(Items listed in a dataset)
^^^^
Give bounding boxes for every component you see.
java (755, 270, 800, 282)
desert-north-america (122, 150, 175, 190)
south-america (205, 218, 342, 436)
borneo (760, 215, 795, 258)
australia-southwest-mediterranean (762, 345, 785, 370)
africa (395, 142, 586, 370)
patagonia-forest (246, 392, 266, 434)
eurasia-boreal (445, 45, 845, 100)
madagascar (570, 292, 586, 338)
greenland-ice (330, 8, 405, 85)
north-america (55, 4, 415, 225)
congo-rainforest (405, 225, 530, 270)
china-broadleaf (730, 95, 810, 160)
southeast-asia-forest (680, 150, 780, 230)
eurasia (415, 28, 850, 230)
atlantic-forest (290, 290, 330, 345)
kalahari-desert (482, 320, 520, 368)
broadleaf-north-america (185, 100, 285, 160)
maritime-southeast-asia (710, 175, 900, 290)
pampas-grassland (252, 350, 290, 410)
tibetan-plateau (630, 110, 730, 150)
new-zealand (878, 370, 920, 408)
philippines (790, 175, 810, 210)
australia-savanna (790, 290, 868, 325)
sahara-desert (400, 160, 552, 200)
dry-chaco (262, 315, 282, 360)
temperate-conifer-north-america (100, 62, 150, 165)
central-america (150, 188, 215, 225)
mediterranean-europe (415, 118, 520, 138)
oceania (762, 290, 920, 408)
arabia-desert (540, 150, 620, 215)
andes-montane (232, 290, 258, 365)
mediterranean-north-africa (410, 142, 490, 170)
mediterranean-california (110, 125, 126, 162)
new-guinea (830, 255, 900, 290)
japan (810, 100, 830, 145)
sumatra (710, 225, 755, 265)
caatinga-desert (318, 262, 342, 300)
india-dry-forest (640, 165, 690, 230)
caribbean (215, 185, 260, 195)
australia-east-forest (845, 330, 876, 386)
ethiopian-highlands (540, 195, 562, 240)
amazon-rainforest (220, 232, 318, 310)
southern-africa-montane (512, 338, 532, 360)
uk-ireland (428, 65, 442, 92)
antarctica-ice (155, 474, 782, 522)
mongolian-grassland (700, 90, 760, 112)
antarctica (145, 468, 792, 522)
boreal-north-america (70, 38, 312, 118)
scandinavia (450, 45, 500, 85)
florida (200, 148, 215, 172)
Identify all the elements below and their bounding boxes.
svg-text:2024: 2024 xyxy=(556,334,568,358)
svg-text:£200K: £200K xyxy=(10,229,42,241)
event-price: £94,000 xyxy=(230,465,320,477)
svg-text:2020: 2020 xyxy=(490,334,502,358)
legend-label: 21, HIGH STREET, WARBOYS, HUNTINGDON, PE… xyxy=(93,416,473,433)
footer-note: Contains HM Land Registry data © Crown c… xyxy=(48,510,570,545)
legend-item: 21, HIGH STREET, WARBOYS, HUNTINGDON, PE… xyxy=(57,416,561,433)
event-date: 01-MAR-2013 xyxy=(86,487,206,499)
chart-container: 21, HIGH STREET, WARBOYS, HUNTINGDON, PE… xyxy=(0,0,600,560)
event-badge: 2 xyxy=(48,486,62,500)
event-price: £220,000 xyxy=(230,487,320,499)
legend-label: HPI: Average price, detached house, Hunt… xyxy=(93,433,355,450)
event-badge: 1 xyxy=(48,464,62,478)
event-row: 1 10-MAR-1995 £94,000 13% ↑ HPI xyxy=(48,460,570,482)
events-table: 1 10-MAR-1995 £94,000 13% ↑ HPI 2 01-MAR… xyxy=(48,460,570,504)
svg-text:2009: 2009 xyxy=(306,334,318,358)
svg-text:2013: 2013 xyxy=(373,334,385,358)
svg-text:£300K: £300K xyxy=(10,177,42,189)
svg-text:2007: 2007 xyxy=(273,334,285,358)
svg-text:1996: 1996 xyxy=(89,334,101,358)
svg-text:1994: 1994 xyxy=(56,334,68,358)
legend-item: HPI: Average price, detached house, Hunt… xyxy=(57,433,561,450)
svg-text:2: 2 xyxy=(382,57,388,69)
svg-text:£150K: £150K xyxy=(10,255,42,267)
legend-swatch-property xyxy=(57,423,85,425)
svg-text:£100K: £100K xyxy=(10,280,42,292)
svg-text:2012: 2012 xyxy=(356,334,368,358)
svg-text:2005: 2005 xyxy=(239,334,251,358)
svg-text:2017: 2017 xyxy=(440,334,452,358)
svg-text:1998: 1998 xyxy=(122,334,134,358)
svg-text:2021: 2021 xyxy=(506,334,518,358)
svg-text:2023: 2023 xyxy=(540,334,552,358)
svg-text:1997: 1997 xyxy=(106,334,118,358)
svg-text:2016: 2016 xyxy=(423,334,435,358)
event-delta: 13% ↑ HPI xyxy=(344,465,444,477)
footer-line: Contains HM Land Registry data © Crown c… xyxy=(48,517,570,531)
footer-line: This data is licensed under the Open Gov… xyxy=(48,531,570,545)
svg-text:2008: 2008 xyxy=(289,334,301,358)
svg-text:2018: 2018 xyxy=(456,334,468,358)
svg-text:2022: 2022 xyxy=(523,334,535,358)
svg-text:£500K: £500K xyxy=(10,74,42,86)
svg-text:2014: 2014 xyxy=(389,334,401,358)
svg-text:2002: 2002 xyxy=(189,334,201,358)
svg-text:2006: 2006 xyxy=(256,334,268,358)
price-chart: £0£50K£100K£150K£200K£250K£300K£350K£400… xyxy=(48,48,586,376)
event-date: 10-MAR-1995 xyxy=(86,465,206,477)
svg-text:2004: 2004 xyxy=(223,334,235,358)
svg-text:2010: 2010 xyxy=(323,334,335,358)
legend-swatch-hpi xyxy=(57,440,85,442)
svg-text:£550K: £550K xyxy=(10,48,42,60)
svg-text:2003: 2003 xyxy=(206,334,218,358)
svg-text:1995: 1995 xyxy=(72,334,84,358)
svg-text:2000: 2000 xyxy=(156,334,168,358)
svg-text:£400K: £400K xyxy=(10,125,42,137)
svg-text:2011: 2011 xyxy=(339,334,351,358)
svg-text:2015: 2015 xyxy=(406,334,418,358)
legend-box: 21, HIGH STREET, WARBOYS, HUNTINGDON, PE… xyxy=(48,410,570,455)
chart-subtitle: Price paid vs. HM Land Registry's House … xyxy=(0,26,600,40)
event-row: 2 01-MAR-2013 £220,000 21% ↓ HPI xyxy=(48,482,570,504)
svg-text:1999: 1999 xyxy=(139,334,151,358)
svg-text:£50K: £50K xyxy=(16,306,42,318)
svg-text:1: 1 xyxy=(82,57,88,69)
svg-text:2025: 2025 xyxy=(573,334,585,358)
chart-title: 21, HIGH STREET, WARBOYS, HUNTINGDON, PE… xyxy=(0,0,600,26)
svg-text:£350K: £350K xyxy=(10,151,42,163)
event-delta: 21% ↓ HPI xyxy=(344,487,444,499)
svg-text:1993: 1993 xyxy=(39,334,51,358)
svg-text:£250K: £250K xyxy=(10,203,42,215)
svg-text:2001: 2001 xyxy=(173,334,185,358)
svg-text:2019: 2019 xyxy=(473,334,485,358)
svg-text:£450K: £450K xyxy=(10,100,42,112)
^^^^
Copy out the lines of the material above verbatim, covering all of it.

* _Written solution_:
Give bounding boxes for every component you see.
java (755, 270, 800, 282)
desert-north-america (122, 150, 175, 190)
south-america (205, 218, 342, 436)
borneo (760, 215, 795, 258)
australia-southwest-mediterranean (762, 345, 785, 370)
africa (395, 142, 586, 370)
patagonia-forest (246, 392, 266, 434)
eurasia-boreal (445, 45, 845, 100)
madagascar (570, 292, 586, 338)
greenland-ice (330, 8, 405, 85)
north-america (55, 4, 415, 225)
congo-rainforest (405, 225, 530, 270)
china-broadleaf (730, 95, 810, 160)
southeast-asia-forest (680, 150, 780, 230)
eurasia (415, 28, 850, 230)
atlantic-forest (290, 290, 330, 345)
kalahari-desert (482, 320, 520, 368)
broadleaf-north-america (185, 100, 285, 160)
maritime-southeast-asia (710, 175, 900, 290)
pampas-grassland (252, 350, 290, 410)
tibetan-plateau (630, 110, 730, 150)
new-zealand (878, 370, 920, 408)
philippines (790, 175, 810, 210)
australia-savanna (790, 290, 868, 325)
sahara-desert (400, 160, 552, 200)
dry-chaco (262, 315, 282, 360)
temperate-conifer-north-america (100, 62, 150, 165)
central-america (150, 188, 215, 225)
mediterranean-europe (415, 118, 520, 138)
oceania (762, 290, 920, 408)
arabia-desert (540, 150, 620, 215)
andes-montane (232, 290, 258, 365)
mediterranean-north-africa (410, 142, 490, 170)
mediterranean-california (110, 125, 126, 162)
new-guinea (830, 255, 900, 290)
japan (810, 100, 830, 145)
sumatra (710, 225, 755, 265)
caatinga-desert (318, 262, 342, 300)
india-dry-forest (640, 165, 690, 230)
caribbean (215, 185, 260, 195)
australia-east-forest (845, 330, 876, 386)
ethiopian-highlands (540, 195, 562, 240)
amazon-rainforest (220, 232, 318, 310)
southern-africa-montane (512, 338, 532, 360)
uk-ireland (428, 65, 442, 92)
antarctica-ice (155, 474, 782, 522)
mongolian-grassland (700, 90, 760, 112)
antarctica (145, 468, 792, 522)
boreal-north-america (70, 38, 312, 118)
scandinavia (450, 45, 500, 85)
florida (200, 148, 215, 172)
Identify all the elements below and their bounding boxes.
svg-text:2024: 2024 xyxy=(556,334,568,358)
svg-text:£200K: £200K xyxy=(10,229,42,241)
event-price: £94,000 xyxy=(230,465,320,477)
svg-text:2020: 2020 xyxy=(490,334,502,358)
legend-label: 21, HIGH STREET, WARBOYS, HUNTINGDON, PE… xyxy=(93,416,473,433)
footer-note: Contains HM Land Registry data © Crown c… xyxy=(48,510,570,545)
legend-item: 21, HIGH STREET, WARBOYS, HUNTINGDON, PE… xyxy=(57,416,561,433)
event-date: 01-MAR-2013 xyxy=(86,487,206,499)
chart-container: 21, HIGH STREET, WARBOYS, HUNTINGDON, PE… xyxy=(0,0,600,560)
event-badge: 2 xyxy=(48,486,62,500)
event-price: £220,000 xyxy=(230,487,320,499)
legend-label: HPI: Average price, detached house, Hunt… xyxy=(93,433,355,450)
event-badge: 1 xyxy=(48,464,62,478)
event-row: 1 10-MAR-1995 £94,000 13% ↑ HPI xyxy=(48,460,570,482)
events-table: 1 10-MAR-1995 £94,000 13% ↑ HPI 2 01-MAR… xyxy=(48,460,570,504)
svg-text:2009: 2009 xyxy=(306,334,318,358)
svg-text:2013: 2013 xyxy=(373,334,385,358)
svg-text:£300K: £300K xyxy=(10,177,42,189)
svg-text:2007: 2007 xyxy=(273,334,285,358)
svg-text:1996: 1996 xyxy=(89,334,101,358)
svg-text:1994: 1994 xyxy=(56,334,68,358)
legend-item: HPI: Average price, detached house, Hunt… xyxy=(57,433,561,450)
svg-text:2: 2 xyxy=(382,57,388,69)
svg-text:£150K: £150K xyxy=(10,255,42,267)
legend-swatch-property xyxy=(57,423,85,425)
svg-text:£100K: £100K xyxy=(10,280,42,292)
svg-text:2012: 2012 xyxy=(356,334,368,358)
svg-text:2005: 2005 xyxy=(239,334,251,358)
svg-text:2017: 2017 xyxy=(440,334,452,358)
svg-text:1998: 1998 xyxy=(122,334,134,358)
svg-text:2021: 2021 xyxy=(506,334,518,358)
svg-text:2023: 2023 xyxy=(540,334,552,358)
svg-text:1997: 1997 xyxy=(106,334,118,358)
svg-text:2016: 2016 xyxy=(423,334,435,358)
event-delta: 13% ↑ HPI xyxy=(344,465,444,477)
footer-line: Contains HM Land Registry data © Crown c… xyxy=(48,517,570,531)
footer-line: This data is licensed under the Open Gov… xyxy=(48,531,570,545)
svg-text:2008: 2008 xyxy=(289,334,301,358)
svg-text:2018: 2018 xyxy=(456,334,468,358)
svg-text:2022: 2022 xyxy=(523,334,535,358)
svg-text:£500K: £500K xyxy=(10,74,42,86)
svg-text:2014: 2014 xyxy=(389,334,401,358)
svg-text:2002: 2002 xyxy=(189,334,201,358)
svg-text:2006: 2006 xyxy=(256,334,268,358)
price-chart: £0£50K£100K£150K£200K£250K£300K£350K£400… xyxy=(48,48,586,376)
event-date: 10-MAR-1995 xyxy=(86,465,206,477)
svg-text:2004: 2004 xyxy=(223,334,235,358)
svg-text:2010: 2010 xyxy=(323,334,335,358)
legend-swatch-hpi xyxy=(57,440,85,442)
svg-text:£550K: £550K xyxy=(10,48,42,60)
svg-text:2003: 2003 xyxy=(206,334,218,358)
svg-text:1995: 1995 xyxy=(72,334,84,358)
svg-text:2000: 2000 xyxy=(156,334,168,358)
svg-text:£400K: £400K xyxy=(10,125,42,137)
svg-text:2011: 2011 xyxy=(339,334,351,358)
svg-text:2015: 2015 xyxy=(406,334,418,358)
legend-box: 21, HIGH STREET, WARBOYS, HUNTINGDON, PE… xyxy=(48,410,570,455)
chart-subtitle: Price paid vs. HM Land Registry's House … xyxy=(0,26,600,40)
event-row: 2 01-MAR-2013 £220,000 21% ↓ HPI xyxy=(48,482,570,504)
svg-text:1999: 1999 xyxy=(139,334,151,358)
svg-text:£50K: £50K xyxy=(16,306,42,318)
svg-text:1: 1 xyxy=(82,57,88,69)
svg-text:2025: 2025 xyxy=(573,334,585,358)
chart-title: 21, HIGH STREET, WARBOYS, HUNTINGDON, PE… xyxy=(0,0,600,26)
svg-text:£350K: £350K xyxy=(10,151,42,163)
event-delta: 21% ↓ HPI xyxy=(344,487,444,499)
svg-text:1993: 1993 xyxy=(39,334,51,358)
svg-text:£250K: £250K xyxy=(10,203,42,215)
svg-text:2001: 2001 xyxy=(173,334,185,358)
svg-text:2019: 2019 xyxy=(473,334,485,358)
svg-text:£450K: £450K xyxy=(10,100,42,112)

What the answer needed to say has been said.